▶ _AIM OF THE EXERCISE_
Transcribe the entries below exactly; leave every image out.

▶ _DATASET EXCERPTS_
Begin

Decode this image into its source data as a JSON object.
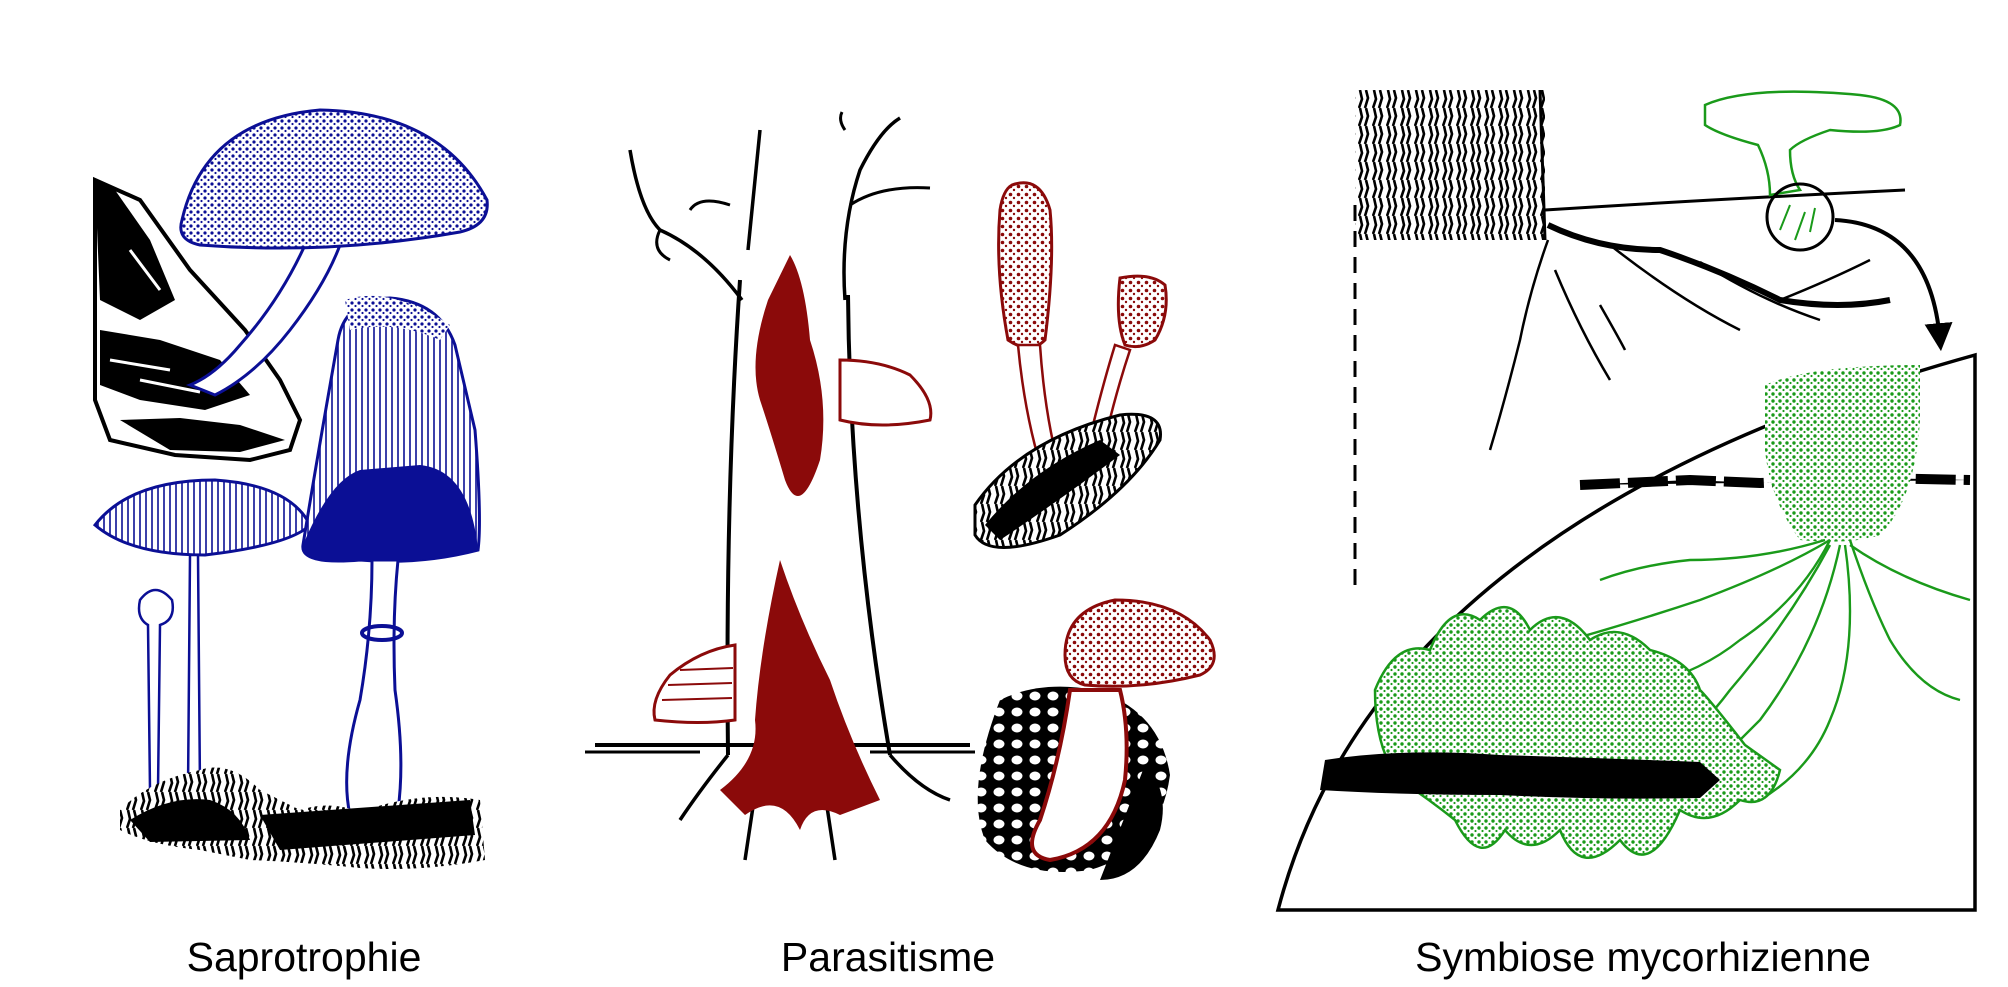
{
  "panels": [
    {
      "caption": "Saprotrophie"
    },
    {
      "caption": "Parasitisme"
    },
    {
      "caption": "Symbiose mycorhizienne"
    }
  ],
  "colors": {
    "saprotroph": "#0b0f95",
    "parasite": "#8b0a0a",
    "mycorrhiza": "#1a9a1a",
    "ink": "#000000"
  }
}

End

▶ _ANSWER IN FULL_
Decode this image into its source data as a JSON object.
{
  "panels": [
    {
      "caption": "Saprotrophie"
    },
    {
      "caption": "Parasitisme"
    },
    {
      "caption": "Symbiose mycorhizienne"
    }
  ],
  "colors": {
    "saprotroph": "#0b0f95",
    "parasite": "#8b0a0a",
    "mycorrhiza": "#1a9a1a",
    "ink": "#000000"
  }
}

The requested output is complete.